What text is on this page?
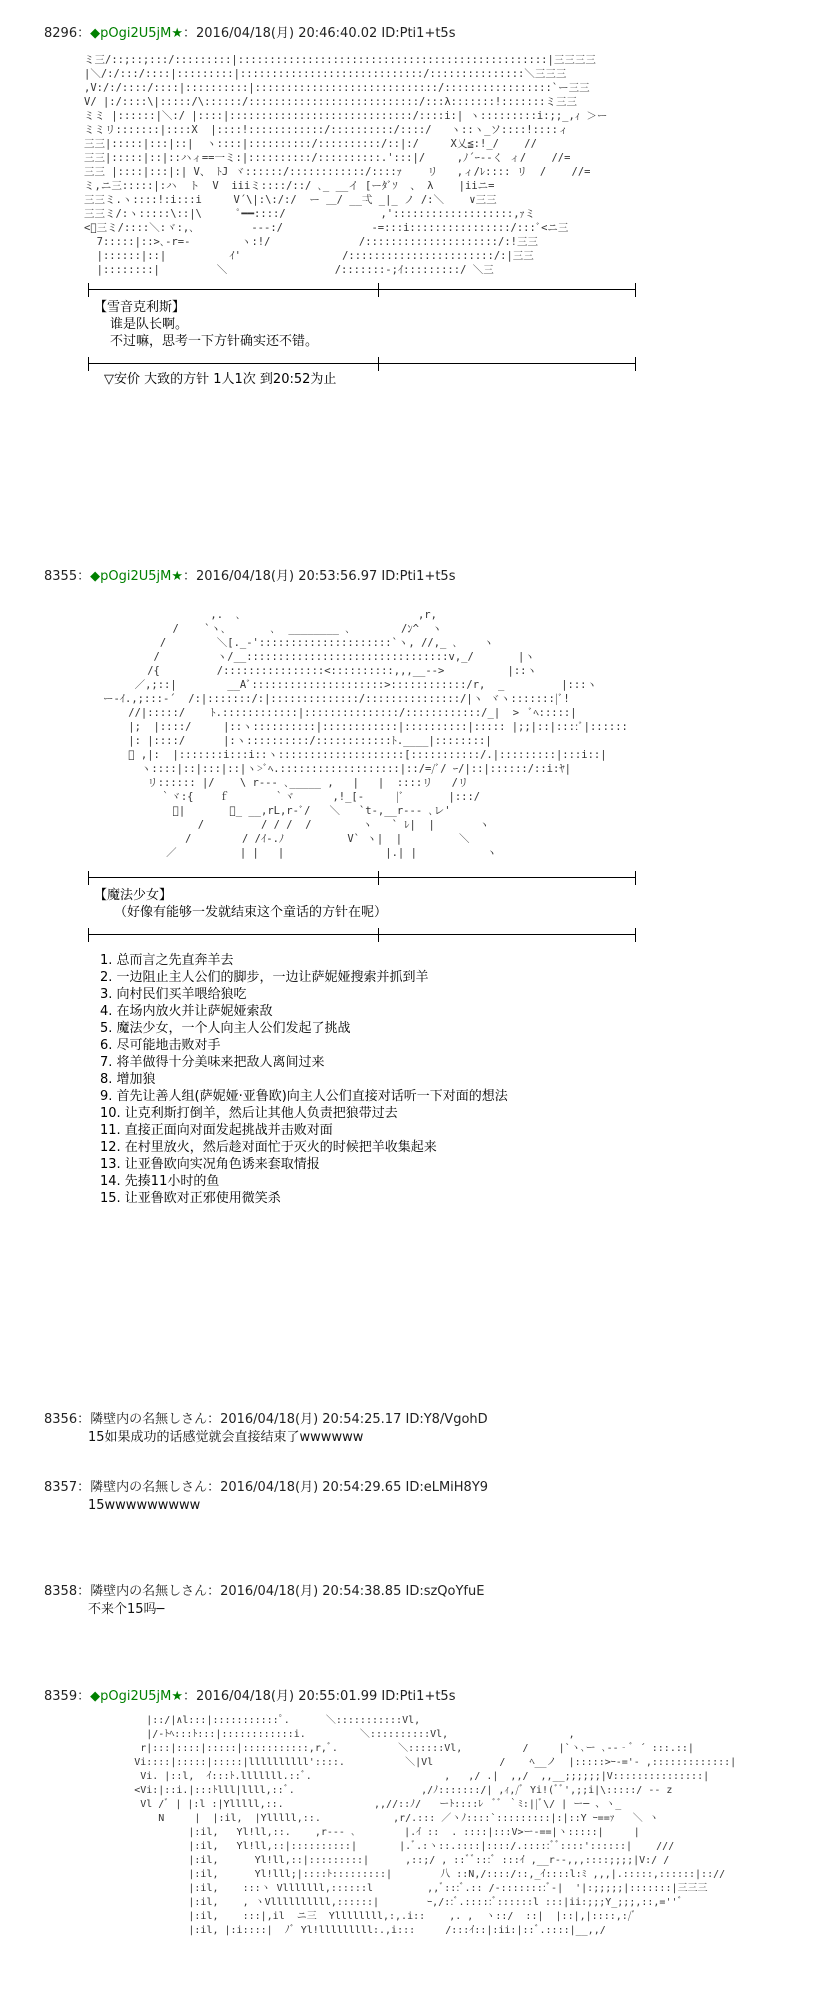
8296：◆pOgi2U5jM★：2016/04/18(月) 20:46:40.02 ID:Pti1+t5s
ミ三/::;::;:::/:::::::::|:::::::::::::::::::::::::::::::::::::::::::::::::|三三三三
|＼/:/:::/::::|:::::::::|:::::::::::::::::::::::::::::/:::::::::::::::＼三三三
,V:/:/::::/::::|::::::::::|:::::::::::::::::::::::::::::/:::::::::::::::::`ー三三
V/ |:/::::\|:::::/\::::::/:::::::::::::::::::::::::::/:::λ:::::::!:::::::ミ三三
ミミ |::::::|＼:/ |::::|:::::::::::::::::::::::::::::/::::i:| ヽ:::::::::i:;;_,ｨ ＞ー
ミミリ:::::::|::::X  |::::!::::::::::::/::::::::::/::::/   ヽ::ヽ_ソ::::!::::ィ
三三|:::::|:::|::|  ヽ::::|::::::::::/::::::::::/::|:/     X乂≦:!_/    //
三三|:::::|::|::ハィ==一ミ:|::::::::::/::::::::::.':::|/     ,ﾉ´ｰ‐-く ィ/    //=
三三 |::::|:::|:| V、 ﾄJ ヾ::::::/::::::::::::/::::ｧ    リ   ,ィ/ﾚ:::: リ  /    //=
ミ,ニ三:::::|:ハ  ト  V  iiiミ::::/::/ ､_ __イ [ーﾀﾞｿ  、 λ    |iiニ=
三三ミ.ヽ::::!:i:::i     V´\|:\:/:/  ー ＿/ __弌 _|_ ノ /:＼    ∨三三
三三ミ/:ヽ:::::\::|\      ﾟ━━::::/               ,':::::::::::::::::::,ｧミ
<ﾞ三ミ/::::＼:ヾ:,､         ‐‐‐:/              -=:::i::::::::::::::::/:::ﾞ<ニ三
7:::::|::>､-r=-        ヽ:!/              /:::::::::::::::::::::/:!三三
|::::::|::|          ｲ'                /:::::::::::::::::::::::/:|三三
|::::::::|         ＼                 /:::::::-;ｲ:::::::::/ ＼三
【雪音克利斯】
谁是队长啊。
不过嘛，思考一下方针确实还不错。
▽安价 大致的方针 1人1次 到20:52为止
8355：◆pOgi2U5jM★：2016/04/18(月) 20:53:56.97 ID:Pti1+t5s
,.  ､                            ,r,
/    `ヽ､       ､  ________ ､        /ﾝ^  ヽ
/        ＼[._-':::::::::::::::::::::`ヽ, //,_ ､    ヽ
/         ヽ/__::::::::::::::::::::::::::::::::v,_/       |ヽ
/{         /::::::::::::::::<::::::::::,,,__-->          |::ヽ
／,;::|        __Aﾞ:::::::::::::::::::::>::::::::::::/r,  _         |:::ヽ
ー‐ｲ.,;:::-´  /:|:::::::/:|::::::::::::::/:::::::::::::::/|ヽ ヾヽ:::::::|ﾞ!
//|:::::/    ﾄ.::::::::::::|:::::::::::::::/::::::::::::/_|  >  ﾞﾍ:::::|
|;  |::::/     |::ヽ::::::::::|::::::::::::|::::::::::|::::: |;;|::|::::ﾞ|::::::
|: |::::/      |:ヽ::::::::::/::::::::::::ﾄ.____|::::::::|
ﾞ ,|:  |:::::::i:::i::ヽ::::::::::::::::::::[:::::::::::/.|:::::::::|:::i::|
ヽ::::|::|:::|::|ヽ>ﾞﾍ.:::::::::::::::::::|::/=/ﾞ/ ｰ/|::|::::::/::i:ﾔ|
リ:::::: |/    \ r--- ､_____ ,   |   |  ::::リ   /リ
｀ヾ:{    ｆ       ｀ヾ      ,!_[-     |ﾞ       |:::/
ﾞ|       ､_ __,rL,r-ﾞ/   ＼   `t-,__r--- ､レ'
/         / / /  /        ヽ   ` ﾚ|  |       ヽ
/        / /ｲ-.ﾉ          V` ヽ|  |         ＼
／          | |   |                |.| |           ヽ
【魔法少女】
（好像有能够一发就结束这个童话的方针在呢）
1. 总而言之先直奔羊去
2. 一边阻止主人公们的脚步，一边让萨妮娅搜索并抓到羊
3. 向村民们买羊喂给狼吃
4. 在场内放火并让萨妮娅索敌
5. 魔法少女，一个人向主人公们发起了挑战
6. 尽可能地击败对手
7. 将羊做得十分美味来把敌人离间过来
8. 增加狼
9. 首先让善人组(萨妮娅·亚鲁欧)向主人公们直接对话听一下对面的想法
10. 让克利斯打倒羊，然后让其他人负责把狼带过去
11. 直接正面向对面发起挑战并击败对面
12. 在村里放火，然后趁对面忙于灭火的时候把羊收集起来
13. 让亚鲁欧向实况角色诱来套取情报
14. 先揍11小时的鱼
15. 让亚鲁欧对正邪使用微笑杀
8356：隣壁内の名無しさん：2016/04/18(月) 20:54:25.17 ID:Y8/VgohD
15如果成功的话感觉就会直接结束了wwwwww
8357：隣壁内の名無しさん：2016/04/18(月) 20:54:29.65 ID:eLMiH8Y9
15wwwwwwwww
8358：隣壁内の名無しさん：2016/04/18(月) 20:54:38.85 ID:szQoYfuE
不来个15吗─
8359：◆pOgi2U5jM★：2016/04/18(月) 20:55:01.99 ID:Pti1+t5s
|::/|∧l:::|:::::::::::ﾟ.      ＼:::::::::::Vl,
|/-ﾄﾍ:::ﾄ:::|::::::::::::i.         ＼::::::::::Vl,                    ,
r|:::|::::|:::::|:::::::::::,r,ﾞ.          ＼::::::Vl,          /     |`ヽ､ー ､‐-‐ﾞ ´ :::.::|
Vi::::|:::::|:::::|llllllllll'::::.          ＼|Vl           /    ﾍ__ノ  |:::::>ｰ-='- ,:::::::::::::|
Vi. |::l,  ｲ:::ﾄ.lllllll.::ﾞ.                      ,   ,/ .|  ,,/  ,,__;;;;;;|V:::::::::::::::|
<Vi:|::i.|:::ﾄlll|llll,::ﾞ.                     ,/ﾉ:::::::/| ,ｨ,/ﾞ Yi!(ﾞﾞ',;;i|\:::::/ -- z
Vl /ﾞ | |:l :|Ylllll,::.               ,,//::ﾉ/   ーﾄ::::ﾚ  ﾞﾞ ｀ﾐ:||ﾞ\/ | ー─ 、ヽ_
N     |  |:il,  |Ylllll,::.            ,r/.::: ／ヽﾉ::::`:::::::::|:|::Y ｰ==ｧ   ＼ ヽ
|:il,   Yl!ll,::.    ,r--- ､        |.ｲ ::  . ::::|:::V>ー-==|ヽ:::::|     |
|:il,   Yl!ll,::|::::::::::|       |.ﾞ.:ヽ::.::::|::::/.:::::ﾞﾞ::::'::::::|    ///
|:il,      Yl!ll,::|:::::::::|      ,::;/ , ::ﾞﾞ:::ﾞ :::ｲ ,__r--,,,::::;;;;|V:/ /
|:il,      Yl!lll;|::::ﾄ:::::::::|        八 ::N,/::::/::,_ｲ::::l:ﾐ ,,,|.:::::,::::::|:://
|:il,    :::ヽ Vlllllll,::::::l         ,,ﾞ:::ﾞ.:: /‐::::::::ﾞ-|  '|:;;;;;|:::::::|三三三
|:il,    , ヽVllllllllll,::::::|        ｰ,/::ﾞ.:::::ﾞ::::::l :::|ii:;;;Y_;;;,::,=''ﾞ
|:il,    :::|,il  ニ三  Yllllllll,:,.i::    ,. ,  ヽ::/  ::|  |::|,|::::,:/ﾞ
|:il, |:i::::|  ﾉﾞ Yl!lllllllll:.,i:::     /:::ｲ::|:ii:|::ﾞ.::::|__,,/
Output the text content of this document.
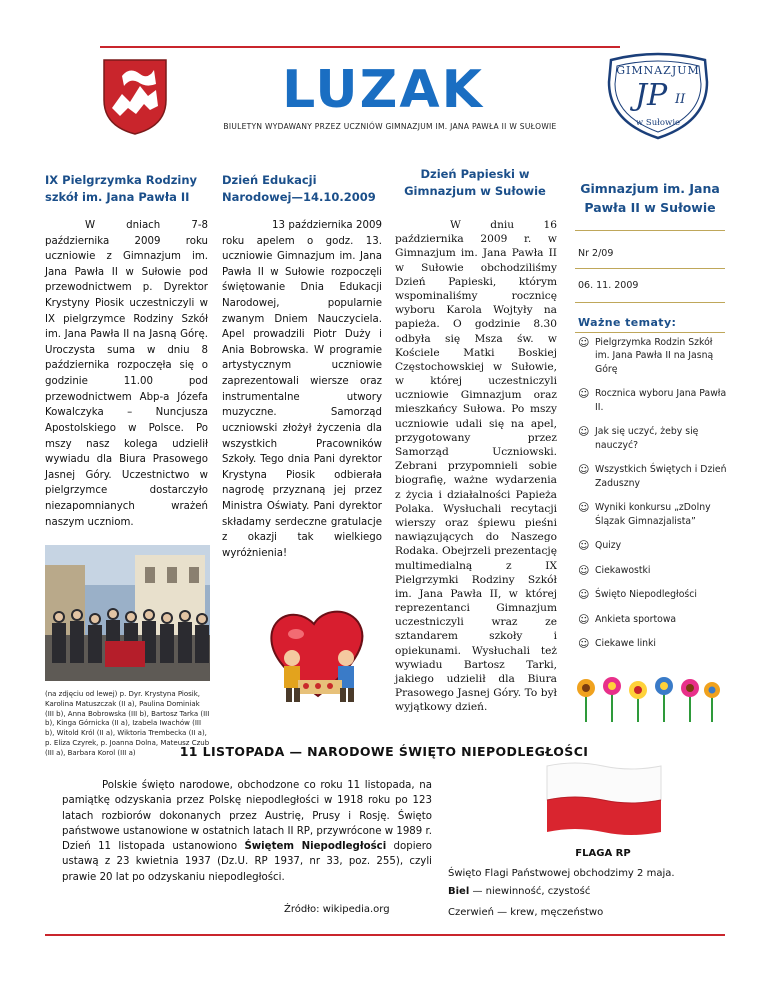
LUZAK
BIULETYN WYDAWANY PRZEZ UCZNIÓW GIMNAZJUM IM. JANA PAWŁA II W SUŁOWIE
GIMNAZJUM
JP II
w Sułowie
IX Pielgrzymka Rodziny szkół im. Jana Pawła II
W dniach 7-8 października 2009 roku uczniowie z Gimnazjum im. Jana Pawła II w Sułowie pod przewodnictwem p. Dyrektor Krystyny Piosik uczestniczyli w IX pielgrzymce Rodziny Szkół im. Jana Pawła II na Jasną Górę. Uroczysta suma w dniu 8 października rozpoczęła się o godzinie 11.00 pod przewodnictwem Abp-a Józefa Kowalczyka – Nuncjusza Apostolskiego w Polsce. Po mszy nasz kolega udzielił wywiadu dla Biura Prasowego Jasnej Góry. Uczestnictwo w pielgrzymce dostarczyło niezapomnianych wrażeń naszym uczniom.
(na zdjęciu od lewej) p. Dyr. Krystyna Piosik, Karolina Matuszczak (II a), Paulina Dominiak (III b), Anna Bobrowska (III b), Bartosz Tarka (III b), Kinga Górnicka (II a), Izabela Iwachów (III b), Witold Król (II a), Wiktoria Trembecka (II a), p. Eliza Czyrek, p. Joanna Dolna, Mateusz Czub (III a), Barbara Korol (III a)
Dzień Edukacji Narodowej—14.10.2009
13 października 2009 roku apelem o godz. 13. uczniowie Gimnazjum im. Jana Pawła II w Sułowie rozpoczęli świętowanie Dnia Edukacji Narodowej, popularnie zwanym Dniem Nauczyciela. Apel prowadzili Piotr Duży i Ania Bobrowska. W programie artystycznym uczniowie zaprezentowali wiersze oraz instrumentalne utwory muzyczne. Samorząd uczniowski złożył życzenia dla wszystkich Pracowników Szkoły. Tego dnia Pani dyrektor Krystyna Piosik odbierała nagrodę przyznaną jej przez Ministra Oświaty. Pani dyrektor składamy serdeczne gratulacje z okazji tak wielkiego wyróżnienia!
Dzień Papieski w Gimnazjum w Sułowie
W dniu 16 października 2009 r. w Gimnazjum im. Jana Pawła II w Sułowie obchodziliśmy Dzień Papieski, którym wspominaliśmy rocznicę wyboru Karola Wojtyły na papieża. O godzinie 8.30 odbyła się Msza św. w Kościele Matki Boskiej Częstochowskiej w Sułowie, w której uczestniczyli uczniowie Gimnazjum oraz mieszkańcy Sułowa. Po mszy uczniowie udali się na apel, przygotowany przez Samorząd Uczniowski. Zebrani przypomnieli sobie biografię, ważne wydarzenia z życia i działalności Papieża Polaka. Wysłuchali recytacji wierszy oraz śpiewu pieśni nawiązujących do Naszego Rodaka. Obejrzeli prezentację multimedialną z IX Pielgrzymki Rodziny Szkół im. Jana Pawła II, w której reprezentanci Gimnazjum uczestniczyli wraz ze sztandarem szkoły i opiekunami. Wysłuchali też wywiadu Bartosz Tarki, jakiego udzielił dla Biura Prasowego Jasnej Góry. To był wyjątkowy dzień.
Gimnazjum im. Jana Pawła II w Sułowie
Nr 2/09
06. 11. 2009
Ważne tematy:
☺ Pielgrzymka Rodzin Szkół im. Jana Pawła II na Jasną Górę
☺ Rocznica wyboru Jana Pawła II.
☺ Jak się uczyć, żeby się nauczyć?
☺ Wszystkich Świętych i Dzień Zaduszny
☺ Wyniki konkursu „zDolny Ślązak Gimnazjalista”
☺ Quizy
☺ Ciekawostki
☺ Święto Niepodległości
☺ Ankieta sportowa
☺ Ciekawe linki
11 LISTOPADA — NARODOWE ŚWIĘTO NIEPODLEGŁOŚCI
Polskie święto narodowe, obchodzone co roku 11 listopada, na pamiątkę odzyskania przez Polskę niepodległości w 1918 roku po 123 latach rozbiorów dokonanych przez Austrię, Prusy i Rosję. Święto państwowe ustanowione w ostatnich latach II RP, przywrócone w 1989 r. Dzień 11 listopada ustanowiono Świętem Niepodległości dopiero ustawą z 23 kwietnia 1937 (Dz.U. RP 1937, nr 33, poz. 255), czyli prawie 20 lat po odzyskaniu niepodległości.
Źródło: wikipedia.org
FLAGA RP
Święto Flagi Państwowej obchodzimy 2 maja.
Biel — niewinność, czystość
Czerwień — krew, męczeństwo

---

▸ **DESCRIPTION OF THE TASK**
Which lines hold the word "this"? Return all of them from the records above.

▸ **RESULT**
What text is on this page?
Output the text content of this document.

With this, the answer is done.